● **Data shown**
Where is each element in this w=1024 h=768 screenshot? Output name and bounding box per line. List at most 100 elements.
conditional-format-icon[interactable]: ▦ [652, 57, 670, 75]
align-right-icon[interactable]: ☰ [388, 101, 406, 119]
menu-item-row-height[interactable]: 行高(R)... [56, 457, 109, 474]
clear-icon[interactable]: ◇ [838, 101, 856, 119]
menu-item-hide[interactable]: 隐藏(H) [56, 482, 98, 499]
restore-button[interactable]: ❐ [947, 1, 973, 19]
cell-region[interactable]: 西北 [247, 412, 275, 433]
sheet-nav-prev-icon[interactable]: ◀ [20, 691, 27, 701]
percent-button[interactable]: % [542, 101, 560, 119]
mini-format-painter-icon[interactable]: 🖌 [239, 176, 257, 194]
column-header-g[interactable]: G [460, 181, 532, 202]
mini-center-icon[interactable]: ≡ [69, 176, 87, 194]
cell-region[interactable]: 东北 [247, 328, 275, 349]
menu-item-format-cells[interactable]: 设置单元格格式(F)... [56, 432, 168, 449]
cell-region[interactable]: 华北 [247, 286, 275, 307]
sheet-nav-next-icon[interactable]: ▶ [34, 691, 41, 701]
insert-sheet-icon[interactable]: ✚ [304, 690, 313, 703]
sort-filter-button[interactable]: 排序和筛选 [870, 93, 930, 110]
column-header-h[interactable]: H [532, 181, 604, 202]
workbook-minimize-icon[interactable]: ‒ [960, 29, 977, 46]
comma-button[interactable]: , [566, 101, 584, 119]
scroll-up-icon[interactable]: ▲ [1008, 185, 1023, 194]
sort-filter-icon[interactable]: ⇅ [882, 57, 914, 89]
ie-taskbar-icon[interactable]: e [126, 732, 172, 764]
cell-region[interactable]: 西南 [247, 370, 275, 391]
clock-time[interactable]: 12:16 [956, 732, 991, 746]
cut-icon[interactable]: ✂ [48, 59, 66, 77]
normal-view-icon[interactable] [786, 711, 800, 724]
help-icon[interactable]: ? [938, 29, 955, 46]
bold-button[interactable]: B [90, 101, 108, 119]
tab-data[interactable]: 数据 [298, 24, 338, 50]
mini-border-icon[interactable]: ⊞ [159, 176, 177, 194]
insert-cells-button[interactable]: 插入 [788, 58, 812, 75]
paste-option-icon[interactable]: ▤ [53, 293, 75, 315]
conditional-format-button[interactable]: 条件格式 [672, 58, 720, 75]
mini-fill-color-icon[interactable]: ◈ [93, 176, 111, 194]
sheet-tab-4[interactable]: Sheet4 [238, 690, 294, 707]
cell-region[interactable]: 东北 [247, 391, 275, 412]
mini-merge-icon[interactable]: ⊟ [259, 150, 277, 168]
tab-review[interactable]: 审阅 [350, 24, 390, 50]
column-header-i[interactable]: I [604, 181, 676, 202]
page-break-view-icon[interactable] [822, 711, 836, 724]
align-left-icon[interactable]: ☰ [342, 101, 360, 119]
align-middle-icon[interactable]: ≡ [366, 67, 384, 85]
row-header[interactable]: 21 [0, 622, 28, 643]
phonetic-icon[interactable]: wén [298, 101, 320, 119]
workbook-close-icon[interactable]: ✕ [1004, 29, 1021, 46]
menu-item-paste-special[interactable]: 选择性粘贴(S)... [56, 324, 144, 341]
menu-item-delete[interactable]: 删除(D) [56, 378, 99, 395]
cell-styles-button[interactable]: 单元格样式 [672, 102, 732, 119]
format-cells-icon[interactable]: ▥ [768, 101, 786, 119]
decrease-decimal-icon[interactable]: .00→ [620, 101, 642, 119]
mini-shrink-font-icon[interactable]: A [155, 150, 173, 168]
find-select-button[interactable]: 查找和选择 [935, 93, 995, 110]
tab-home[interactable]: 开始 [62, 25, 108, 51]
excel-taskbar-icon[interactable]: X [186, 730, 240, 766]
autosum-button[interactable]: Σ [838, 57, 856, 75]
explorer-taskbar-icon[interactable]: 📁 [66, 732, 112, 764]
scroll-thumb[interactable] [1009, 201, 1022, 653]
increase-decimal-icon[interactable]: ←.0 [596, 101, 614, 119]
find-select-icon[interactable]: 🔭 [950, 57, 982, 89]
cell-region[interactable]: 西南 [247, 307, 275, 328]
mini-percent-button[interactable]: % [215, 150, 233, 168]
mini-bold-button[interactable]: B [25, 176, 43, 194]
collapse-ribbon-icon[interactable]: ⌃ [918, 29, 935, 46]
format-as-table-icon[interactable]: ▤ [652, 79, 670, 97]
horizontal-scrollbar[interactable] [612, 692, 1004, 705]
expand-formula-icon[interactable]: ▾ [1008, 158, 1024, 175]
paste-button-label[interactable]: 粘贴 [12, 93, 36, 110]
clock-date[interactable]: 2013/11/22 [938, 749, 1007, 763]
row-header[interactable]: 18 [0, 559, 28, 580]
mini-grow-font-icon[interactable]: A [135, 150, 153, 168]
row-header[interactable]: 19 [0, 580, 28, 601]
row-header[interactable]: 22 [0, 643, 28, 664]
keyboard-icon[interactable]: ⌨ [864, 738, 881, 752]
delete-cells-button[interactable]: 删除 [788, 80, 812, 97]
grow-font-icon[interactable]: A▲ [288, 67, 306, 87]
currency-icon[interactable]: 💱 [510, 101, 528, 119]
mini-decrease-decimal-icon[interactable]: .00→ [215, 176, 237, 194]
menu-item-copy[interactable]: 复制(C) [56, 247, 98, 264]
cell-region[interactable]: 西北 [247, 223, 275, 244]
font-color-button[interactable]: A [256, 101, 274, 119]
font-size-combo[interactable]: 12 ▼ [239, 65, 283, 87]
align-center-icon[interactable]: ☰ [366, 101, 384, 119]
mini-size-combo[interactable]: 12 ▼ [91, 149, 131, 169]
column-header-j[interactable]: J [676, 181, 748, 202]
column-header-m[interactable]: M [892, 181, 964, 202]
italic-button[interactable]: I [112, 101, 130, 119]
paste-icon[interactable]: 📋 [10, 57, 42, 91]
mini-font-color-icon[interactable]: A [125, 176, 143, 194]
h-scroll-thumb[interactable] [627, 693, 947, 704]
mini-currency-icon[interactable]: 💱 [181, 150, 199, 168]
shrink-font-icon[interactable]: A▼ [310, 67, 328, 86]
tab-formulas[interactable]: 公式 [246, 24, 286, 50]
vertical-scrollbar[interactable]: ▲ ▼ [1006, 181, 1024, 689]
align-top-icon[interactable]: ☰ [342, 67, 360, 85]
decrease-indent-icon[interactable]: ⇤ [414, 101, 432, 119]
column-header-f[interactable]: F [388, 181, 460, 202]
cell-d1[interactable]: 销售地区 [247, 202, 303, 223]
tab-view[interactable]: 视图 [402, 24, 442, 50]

● **Written request**
Copy out every one of the lines above with no changes.

● **Written response**
Where is each element in this w=1024 h=768 screenshot? Output name and bounding box per line. List at most 100 elements.
conditional-format-icon[interactable]: ▦ [652, 57, 670, 75]
align-right-icon[interactable]: ☰ [388, 101, 406, 119]
menu-item-row-height[interactable]: 行高(R)... [56, 457, 109, 474]
clear-icon[interactable]: ◇ [838, 101, 856, 119]
menu-item-hide[interactable]: 隐藏(H) [56, 482, 98, 499]
restore-button[interactable]: ❐ [947, 1, 973, 19]
cell-region[interactable]: 西北 [247, 412, 275, 433]
sheet-nav-prev-icon[interactable]: ◀ [20, 691, 27, 701]
percent-button[interactable]: % [542, 101, 560, 119]
mini-format-painter-icon[interactable]: 🖌 [239, 176, 257, 194]
column-header-g[interactable]: G [460, 181, 532, 202]
mini-center-icon[interactable]: ≡ [69, 176, 87, 194]
cell-region[interactable]: 东北 [247, 328, 275, 349]
menu-item-format-cells[interactable]: 设置单元格格式(F)... [56, 432, 168, 449]
cell-region[interactable]: 华北 [247, 286, 275, 307]
sheet-nav-next-icon[interactable]: ▶ [34, 691, 41, 701]
insert-sheet-icon[interactable]: ✚ [304, 690, 313, 703]
sort-filter-button[interactable]: 排序和筛选 [870, 93, 930, 110]
column-header-h[interactable]: H [532, 181, 604, 202]
workbook-minimize-icon[interactable]: ‒ [960, 29, 977, 46]
comma-button[interactable]: , [566, 101, 584, 119]
scroll-up-icon[interactable]: ▲ [1008, 185, 1023, 194]
sort-filter-icon[interactable]: ⇅ [882, 57, 914, 89]
ie-taskbar-icon[interactable]: e [126, 732, 172, 764]
cell-region[interactable]: 西南 [247, 370, 275, 391]
clock-time[interactable]: 12:16 [956, 732, 991, 746]
cut-icon[interactable]: ✂ [48, 59, 66, 77]
normal-view-icon[interactable] [786, 711, 800, 724]
help-icon[interactable]: ? [938, 29, 955, 46]
bold-button[interactable]: B [90, 101, 108, 119]
tab-data[interactable]: 数据 [298, 24, 338, 50]
mini-border-icon[interactable]: ⊞ [159, 176, 177, 194]
insert-cells-button[interactable]: 插入 [788, 58, 812, 75]
paste-option-icon[interactable]: ▤ [53, 293, 75, 315]
conditional-format-button[interactable]: 条件格式 [672, 58, 720, 75]
mini-fill-color-icon[interactable]: ◈ [93, 176, 111, 194]
sheet-tab-4[interactable]: Sheet4 [238, 690, 294, 707]
cell-region[interactable]: 东北 [247, 391, 275, 412]
mini-merge-icon[interactable]: ⊟ [259, 150, 277, 168]
tab-review[interactable]: 审阅 [350, 24, 390, 50]
column-header-i[interactable]: I [604, 181, 676, 202]
page-break-view-icon[interactable] [822, 711, 836, 724]
align-left-icon[interactable]: ☰ [342, 101, 360, 119]
align-middle-icon[interactable]: ≡ [366, 67, 384, 85]
row-header[interactable]: 21 [0, 622, 28, 643]
phonetic-icon[interactable]: wén [298, 101, 320, 119]
workbook-close-icon[interactable]: ✕ [1004, 29, 1021, 46]
menu-item-paste-special[interactable]: 选择性粘贴(S)... [56, 324, 144, 341]
menu-item-delete[interactable]: 删除(D) [56, 378, 99, 395]
cell-styles-button[interactable]: 单元格样式 [672, 102, 732, 119]
format-cells-icon[interactable]: ▥ [768, 101, 786, 119]
decrease-decimal-icon[interactable]: .00→ [620, 101, 642, 119]
mini-shrink-font-icon[interactable]: A [155, 150, 173, 168]
find-select-button[interactable]: 查找和选择 [935, 93, 995, 110]
tab-home[interactable]: 开始 [62, 25, 108, 51]
excel-taskbar-icon[interactable]: X [186, 730, 240, 766]
autosum-button[interactable]: Σ [838, 57, 856, 75]
explorer-taskbar-icon[interactable]: 📁 [66, 732, 112, 764]
scroll-thumb[interactable] [1009, 201, 1022, 653]
increase-decimal-icon[interactable]: ←.0 [596, 101, 614, 119]
find-select-icon[interactable]: 🔭 [950, 57, 982, 89]
cell-region[interactable]: 西南 [247, 307, 275, 328]
mini-percent-button[interactable]: % [215, 150, 233, 168]
mini-bold-button[interactable]: B [25, 176, 43, 194]
collapse-ribbon-icon[interactable]: ⌃ [918, 29, 935, 46]
format-as-table-icon[interactable]: ▤ [652, 79, 670, 97]
horizontal-scrollbar[interactable] [612, 692, 1004, 705]
expand-formula-icon[interactable]: ▾ [1008, 158, 1024, 175]
paste-button-label[interactable]: 粘贴 [12, 93, 36, 110]
clock-date[interactable]: 2013/11/22 [938, 749, 1007, 763]
row-header[interactable]: 18 [0, 559, 28, 580]
mini-grow-font-icon[interactable]: A [135, 150, 153, 168]
row-header[interactable]: 19 [0, 580, 28, 601]
row-header[interactable]: 22 [0, 643, 28, 664]
keyboard-icon[interactable]: ⌨ [864, 738, 881, 752]
delete-cells-button[interactable]: 删除 [788, 80, 812, 97]
grow-font-icon[interactable]: A▲ [288, 67, 306, 87]
currency-icon[interactable]: 💱 [510, 101, 528, 119]
mini-decrease-decimal-icon[interactable]: .00→ [215, 176, 237, 194]
menu-item-copy[interactable]: 复制(C) [56, 247, 98, 264]
cell-region[interactable]: 西北 [247, 223, 275, 244]
font-color-button[interactable]: A [256, 101, 274, 119]
font-size-combo[interactable]: 12 ▼ [239, 65, 283, 87]
align-center-icon[interactable]: ☰ [366, 101, 384, 119]
mini-size-combo[interactable]: 12 ▼ [91, 149, 131, 169]
column-header-j[interactable]: J [676, 181, 748, 202]
column-header-m[interactable]: M [892, 181, 964, 202]
italic-button[interactable]: I [112, 101, 130, 119]
paste-icon[interactable]: 📋 [10, 57, 42, 91]
mini-font-color-icon[interactable]: A [125, 176, 143, 194]
h-scroll-thumb[interactable] [627, 693, 947, 704]
mini-currency-icon[interactable]: 💱 [181, 150, 199, 168]
shrink-font-icon[interactable]: A▼ [310, 67, 328, 86]
tab-formulas[interactable]: 公式 [246, 24, 286, 50]
vertical-scrollbar[interactable]: ▲ ▼ [1006, 181, 1024, 689]
align-top-icon[interactable]: ☰ [342, 67, 360, 85]
decrease-indent-icon[interactable]: ⇤ [414, 101, 432, 119]
column-header-f[interactable]: F [388, 181, 460, 202]
cell-d1[interactable]: 销售地区 [247, 202, 303, 223]
tab-view[interactable]: 视图 [402, 24, 442, 50]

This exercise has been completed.